■ **WHAT IS NEEDED**
Answer with the number of lines in the listing below that contain the word "scénarios", and nothing else.

■ **EXERCISE INPUTS**
○ ○ ○ ○
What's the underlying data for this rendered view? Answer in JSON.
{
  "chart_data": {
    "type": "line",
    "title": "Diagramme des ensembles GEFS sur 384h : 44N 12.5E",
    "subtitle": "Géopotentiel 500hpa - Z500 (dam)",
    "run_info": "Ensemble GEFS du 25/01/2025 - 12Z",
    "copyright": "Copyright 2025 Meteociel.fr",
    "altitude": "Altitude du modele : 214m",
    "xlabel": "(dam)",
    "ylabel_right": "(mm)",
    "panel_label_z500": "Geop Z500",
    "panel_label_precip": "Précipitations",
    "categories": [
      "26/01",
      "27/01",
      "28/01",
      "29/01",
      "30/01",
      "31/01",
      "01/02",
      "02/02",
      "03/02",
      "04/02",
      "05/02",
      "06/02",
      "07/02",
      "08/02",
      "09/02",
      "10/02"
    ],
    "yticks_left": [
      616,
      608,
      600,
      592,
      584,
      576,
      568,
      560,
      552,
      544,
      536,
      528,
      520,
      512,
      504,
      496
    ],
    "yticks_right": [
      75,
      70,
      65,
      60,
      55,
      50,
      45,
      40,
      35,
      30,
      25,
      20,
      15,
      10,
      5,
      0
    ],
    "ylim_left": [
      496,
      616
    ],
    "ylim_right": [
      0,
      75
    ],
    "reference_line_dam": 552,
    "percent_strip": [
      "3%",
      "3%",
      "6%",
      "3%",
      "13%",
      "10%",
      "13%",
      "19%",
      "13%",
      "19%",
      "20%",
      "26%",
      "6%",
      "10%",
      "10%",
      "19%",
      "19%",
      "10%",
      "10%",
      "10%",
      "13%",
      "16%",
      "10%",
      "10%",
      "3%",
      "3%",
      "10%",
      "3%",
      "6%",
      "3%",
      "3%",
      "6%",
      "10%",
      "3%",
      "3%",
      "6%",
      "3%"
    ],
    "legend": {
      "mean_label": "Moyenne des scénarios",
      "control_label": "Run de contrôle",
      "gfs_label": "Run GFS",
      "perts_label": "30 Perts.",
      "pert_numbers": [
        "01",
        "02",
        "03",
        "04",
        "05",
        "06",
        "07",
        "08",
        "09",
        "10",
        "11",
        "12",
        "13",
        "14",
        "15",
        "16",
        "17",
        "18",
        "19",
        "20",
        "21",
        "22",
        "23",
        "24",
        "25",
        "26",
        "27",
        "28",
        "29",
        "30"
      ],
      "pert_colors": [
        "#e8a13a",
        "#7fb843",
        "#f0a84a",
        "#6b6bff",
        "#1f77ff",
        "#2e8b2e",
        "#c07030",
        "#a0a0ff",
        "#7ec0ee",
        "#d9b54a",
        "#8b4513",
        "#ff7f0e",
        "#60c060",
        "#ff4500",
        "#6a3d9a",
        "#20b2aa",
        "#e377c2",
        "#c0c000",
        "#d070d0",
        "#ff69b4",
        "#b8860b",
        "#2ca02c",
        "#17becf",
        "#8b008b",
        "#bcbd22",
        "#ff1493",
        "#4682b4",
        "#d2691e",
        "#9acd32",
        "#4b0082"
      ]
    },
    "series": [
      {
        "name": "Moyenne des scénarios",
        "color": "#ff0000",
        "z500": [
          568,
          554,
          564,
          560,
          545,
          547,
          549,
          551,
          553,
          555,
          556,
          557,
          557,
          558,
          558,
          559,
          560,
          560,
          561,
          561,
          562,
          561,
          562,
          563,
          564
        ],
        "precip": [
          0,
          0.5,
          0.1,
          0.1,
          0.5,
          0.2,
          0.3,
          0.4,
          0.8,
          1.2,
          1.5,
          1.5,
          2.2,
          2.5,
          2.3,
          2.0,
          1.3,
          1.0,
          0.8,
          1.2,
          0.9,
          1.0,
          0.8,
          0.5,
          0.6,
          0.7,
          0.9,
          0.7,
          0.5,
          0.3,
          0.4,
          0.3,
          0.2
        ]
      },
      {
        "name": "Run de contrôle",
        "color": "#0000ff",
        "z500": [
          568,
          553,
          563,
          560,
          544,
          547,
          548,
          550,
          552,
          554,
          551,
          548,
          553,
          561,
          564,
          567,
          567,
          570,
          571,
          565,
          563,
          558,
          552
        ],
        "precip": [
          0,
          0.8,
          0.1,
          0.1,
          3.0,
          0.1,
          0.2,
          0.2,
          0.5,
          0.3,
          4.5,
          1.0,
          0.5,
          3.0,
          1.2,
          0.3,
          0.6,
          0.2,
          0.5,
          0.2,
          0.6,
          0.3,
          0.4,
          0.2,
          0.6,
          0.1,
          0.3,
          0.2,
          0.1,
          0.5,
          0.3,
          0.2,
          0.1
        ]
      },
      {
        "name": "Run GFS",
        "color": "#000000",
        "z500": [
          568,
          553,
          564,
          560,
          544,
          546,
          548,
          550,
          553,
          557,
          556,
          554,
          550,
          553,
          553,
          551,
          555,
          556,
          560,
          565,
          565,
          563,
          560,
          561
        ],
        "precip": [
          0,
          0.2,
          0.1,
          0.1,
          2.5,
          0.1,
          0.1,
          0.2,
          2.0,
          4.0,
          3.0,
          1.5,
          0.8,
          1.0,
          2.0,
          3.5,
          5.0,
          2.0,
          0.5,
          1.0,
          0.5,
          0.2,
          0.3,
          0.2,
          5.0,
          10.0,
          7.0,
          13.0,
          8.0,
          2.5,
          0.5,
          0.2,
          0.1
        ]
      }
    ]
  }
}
○ ○ ○ ○
■ **TASK RESULT**
2